DATASET EXTRACT section start

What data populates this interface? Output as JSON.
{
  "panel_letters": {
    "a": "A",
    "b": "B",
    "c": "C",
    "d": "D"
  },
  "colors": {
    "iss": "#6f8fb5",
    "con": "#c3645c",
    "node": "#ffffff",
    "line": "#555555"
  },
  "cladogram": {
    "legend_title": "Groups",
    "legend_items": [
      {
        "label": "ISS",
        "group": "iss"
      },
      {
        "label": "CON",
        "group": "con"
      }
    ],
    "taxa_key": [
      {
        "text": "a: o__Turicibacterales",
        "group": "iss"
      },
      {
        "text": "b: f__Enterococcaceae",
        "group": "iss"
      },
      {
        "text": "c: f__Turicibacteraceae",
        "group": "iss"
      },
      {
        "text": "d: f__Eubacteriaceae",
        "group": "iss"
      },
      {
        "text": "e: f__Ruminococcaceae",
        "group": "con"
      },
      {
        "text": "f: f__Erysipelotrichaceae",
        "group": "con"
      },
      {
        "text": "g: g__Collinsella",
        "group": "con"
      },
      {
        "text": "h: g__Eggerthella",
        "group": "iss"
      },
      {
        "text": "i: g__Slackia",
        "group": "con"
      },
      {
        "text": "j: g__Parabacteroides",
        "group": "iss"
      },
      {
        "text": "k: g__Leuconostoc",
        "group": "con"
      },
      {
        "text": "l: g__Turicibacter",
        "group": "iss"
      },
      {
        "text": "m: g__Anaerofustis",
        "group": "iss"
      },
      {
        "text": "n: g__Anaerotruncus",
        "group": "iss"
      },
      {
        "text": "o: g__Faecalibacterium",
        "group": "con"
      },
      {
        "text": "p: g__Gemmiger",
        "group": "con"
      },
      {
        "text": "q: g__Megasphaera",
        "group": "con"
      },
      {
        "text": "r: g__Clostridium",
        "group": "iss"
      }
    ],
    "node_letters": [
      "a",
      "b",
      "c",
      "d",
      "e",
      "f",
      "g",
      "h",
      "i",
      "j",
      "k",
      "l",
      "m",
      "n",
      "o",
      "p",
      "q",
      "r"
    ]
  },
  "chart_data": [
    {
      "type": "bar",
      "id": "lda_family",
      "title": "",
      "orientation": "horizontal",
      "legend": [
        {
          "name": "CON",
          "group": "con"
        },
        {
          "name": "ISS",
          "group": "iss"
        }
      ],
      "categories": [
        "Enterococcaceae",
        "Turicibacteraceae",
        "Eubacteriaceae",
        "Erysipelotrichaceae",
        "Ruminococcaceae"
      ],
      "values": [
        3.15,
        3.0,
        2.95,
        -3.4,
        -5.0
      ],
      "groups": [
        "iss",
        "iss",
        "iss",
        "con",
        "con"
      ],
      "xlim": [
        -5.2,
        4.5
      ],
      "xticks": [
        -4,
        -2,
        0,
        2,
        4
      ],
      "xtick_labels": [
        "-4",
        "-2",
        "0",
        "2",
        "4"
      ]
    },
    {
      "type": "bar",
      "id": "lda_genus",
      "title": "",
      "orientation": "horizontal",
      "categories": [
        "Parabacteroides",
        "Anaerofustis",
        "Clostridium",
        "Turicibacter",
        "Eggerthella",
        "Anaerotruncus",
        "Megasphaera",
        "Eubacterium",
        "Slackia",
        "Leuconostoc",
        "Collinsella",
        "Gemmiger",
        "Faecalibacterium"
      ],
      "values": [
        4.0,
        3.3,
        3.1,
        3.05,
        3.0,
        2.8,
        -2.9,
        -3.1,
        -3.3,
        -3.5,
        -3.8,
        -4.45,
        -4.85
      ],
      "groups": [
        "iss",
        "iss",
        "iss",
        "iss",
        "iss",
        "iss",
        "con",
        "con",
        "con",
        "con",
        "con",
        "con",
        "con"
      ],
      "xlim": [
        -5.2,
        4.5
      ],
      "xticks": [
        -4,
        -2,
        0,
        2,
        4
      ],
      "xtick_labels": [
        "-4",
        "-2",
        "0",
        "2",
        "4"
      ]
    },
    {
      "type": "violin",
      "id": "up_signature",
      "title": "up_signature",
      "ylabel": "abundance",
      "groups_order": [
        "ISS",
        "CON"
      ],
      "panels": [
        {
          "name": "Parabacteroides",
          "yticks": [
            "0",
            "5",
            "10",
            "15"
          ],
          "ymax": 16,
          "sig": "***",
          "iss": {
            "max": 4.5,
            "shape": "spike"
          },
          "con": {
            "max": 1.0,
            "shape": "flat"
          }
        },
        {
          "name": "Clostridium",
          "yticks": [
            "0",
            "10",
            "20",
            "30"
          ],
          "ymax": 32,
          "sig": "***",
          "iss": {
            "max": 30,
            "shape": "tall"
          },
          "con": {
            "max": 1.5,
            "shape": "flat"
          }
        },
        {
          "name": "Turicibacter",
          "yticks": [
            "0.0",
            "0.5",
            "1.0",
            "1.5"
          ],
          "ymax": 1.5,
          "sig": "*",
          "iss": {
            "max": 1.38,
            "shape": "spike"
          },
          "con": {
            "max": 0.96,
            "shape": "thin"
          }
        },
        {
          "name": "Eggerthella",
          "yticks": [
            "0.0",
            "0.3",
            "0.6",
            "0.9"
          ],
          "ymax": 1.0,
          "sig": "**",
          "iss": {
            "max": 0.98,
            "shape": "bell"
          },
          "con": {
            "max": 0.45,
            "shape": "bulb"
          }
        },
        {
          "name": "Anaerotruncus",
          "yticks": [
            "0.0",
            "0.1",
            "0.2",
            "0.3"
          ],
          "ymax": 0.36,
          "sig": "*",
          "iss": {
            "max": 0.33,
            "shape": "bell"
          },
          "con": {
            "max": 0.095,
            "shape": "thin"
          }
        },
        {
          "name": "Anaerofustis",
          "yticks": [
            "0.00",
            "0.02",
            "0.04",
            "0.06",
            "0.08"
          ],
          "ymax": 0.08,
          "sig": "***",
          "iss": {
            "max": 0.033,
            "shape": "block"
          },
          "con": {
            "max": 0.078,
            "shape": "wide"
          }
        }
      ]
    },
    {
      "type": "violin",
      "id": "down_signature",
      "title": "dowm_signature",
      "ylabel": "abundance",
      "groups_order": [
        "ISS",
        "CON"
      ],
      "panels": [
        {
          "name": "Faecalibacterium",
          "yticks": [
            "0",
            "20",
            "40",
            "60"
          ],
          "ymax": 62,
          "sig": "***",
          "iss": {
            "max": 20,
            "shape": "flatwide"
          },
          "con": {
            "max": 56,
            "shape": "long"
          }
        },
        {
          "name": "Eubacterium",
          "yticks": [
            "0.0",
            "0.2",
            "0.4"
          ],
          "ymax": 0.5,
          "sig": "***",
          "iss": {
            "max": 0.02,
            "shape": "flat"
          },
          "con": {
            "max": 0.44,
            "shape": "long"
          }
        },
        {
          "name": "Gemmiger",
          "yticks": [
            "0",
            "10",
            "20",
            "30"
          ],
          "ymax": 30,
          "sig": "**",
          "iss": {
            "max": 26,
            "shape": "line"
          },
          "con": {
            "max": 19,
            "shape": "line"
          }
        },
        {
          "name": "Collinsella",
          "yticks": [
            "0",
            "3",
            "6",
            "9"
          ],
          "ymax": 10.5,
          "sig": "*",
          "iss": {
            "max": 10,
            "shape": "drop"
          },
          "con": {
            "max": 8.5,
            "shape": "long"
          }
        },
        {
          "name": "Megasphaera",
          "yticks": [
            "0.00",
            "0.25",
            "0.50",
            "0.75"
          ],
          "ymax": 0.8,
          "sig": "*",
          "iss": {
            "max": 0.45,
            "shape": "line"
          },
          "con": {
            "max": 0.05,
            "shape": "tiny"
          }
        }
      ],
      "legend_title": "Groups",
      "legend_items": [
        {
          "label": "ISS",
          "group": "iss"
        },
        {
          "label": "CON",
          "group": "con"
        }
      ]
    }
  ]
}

DATASET EXTRACT section end

Every entry must be printed again, exactly as it reads.

What data populates this interface? Output as JSON.
{
  "panel_letters": {
    "a": "A",
    "b": "B",
    "c": "C",
    "d": "D"
  },
  "colors": {
    "iss": "#6f8fb5",
    "con": "#c3645c",
    "node": "#ffffff",
    "line": "#555555"
  },
  "cladogram": {
    "legend_title": "Groups",
    "legend_items": [
      {
        "label": "ISS",
        "group": "iss"
      },
      {
        "label": "CON",
        "group": "con"
      }
    ],
    "taxa_key": [
      {
        "text": "a: o__Turicibacterales",
        "group": "iss"
      },
      {
        "text": "b: f__Enterococcaceae",
        "group": "iss"
      },
      {
        "text": "c: f__Turicibacteraceae",
        "group": "iss"
      },
      {
        "text": "d: f__Eubacteriaceae",
        "group": "iss"
      },
      {
        "text": "e: f__Ruminococcaceae",
        "group": "con"
      },
      {
        "text": "f: f__Erysipelotrichaceae",
        "group": "con"
      },
      {
        "text": "g: g__Collinsella",
        "group": "con"
      },
      {
        "text": "h: g__Eggerthella",
        "group": "iss"
      },
      {
        "text": "i: g__Slackia",
        "group": "con"
      },
      {
        "text": "j: g__Parabacteroides",
        "group": "iss"
      },
      {
        "text": "k: g__Leuconostoc",
        "group": "con"
      },
      {
        "text": "l: g__Turicibacter",
        "group": "iss"
      },
      {
        "text": "m: g__Anaerofustis",
        "group": "iss"
      },
      {
        "text": "n: g__Anaerotruncus",
        "group": "iss"
      },
      {
        "text": "o: g__Faecalibacterium",
        "group": "con"
      },
      {
        "text": "p: g__Gemmiger",
        "group": "con"
      },
      {
        "text": "q: g__Megasphaera",
        "group": "con"
      },
      {
        "text": "r: g__Clostridium",
        "group": "iss"
      }
    ],
    "node_letters": [
      "a",
      "b",
      "c",
      "d",
      "e",
      "f",
      "g",
      "h",
      "i",
      "j",
      "k",
      "l",
      "m",
      "n",
      "o",
      "p",
      "q",
      "r"
    ]
  },
  "chart_data": [
    {
      "type": "bar",
      "id": "lda_family",
      "title": "",
      "orientation": "horizontal",
      "legend": [
        {
          "name": "CON",
          "group": "con"
        },
        {
          "name": "ISS",
          "group": "iss"
        }
      ],
      "categories": [
        "Enterococcaceae",
        "Turicibacteraceae",
        "Eubacteriaceae",
        "Erysipelotrichaceae",
        "Ruminococcaceae"
      ],
      "values": [
        3.15,
        3.0,
        2.95,
        -3.4,
        -5.0
      ],
      "groups": [
        "iss",
        "iss",
        "iss",
        "con",
        "con"
      ],
      "xlim": [
        -5.2,
        4.5
      ],
      "xticks": [
        -4,
        -2,
        0,
        2,
        4
      ],
      "xtick_labels": [
        "-4",
        "-2",
        "0",
        "2",
        "4"
      ]
    },
    {
      "type": "bar",
      "id": "lda_genus",
      "title": "",
      "orientation": "horizontal",
      "categories": [
        "Parabacteroides",
        "Anaerofustis",
        "Clostridium",
        "Turicibacter",
        "Eggerthella",
        "Anaerotruncus",
        "Megasphaera",
        "Eubacterium",
        "Slackia",
        "Leuconostoc",
        "Collinsella",
        "Gemmiger",
        "Faecalibacterium"
      ],
      "values": [
        4.0,
        3.3,
        3.1,
        3.05,
        3.0,
        2.8,
        -2.9,
        -3.1,
        -3.3,
        -3.5,
        -3.8,
        -4.45,
        -4.85
      ],
      "groups": [
        "iss",
        "iss",
        "iss",
        "iss",
        "iss",
        "iss",
        "con",
        "con",
        "con",
        "con",
        "con",
        "con",
        "con"
      ],
      "xlim": [
        -5.2,
        4.5
      ],
      "xticks": [
        -4,
        -2,
        0,
        2,
        4
      ],
      "xtick_labels": [
        "-4",
        "-2",
        "0",
        "2",
        "4"
      ]
    },
    {
      "type": "violin",
      "id": "up_signature",
      "title": "up_signature",
      "ylabel": "abundance",
      "groups_order": [
        "ISS",
        "CON"
      ],
      "panels": [
        {
          "name": "Parabacteroides",
          "yticks": [
            "0",
            "5",
            "10",
            "15"
          ],
          "ymax": 16,
          "sig": "***",
          "iss": {
            "max": 4.5,
            "shape": "spike"
          },
          "con": {
            "max": 1.0,
            "shape": "flat"
          }
        },
        {
          "name": "Clostridium",
          "yticks": [
            "0",
            "10",
            "20",
            "30"
          ],
          "ymax": 32,
          "sig": "***",
          "iss": {
            "max": 30,
            "shape": "tall"
          },
          "con": {
            "max": 1.5,
            "shape": "flat"
          }
        },
        {
          "name": "Turicibacter",
          "yticks": [
            "0.0",
            "0.5",
            "1.0",
            "1.5"
          ],
          "ymax": 1.5,
          "sig": "*",
          "iss": {
            "max": 1.38,
            "shape": "spike"
          },
          "con": {
            "max": 0.96,
            "shape": "thin"
          }
        },
        {
          "name": "Eggerthella",
          "yticks": [
            "0.0",
            "0.3",
            "0.6",
            "0.9"
          ],
          "ymax": 1.0,
          "sig": "**",
          "iss": {
            "max": 0.98,
            "shape": "bell"
          },
          "con": {
            "max": 0.45,
            "shape": "bulb"
          }
        },
        {
          "name": "Anaerotruncus",
          "yticks": [
            "0.0",
            "0.1",
            "0.2",
            "0.3"
          ],
          "ymax": 0.36,
          "sig": "*",
          "iss": {
            "max": 0.33,
            "shape": "bell"
          },
          "con": {
            "max": 0.095,
            "shape": "thin"
          }
        },
        {
          "name": "Anaerofustis",
          "yticks": [
            "0.00",
            "0.02",
            "0.04",
            "0.06",
            "0.08"
          ],
          "ymax": 0.08,
          "sig": "***",
          "iss": {
            "max": 0.033,
            "shape": "block"
          },
          "con": {
            "max": 0.078,
            "shape": "wide"
          }
        }
      ]
    },
    {
      "type": "violin",
      "id": "down_signature",
      "title": "dowm_signature",
      "ylabel": "abundance",
      "groups_order": [
        "ISS",
        "CON"
      ],
      "panels": [
        {
          "name": "Faecalibacterium",
          "yticks": [
            "0",
            "20",
            "40",
            "60"
          ],
          "ymax": 62,
          "sig": "***",
          "iss": {
            "max": 20,
            "shape": "flatwide"
          },
          "con": {
            "max": 56,
            "shape": "long"
          }
        },
        {
          "name": "Eubacterium",
          "yticks": [
            "0.0",
            "0.2",
            "0.4"
          ],
          "ymax": 0.5,
          "sig": "***",
          "iss": {
            "max": 0.02,
            "shape": "flat"
          },
          "con": {
            "max": 0.44,
            "shape": "long"
          }
        },
        {
          "name": "Gemmiger",
          "yticks": [
            "0",
            "10",
            "20",
            "30"
          ],
          "ymax": 30,
          "sig": "**",
          "iss": {
            "max": 26,
            "shape": "line"
          },
          "con": {
            "max": 19,
            "shape": "line"
          }
        },
        {
          "name": "Collinsella",
          "yticks": [
            "0",
            "3",
            "6",
            "9"
          ],
          "ymax": 10.5,
          "sig": "*",
          "iss": {
            "max": 10,
            "shape": "drop"
          },
          "con": {
            "max": 8.5,
            "shape": "long"
          }
        },
        {
          "name": "Megasphaera",
          "yticks": [
            "0.00",
            "0.25",
            "0.50",
            "0.75"
          ],
          "ymax": 0.8,
          "sig": "*",
          "iss": {
            "max": 0.45,
            "shape": "line"
          },
          "con": {
            "max": 0.05,
            "shape": "tiny"
          }
        }
      ],
      "legend_title": "Groups",
      "legend_items": [
        {
          "label": "ISS",
          "group": "iss"
        },
        {
          "label": "CON",
          "group": "con"
        }
      ]
    }
  ]
}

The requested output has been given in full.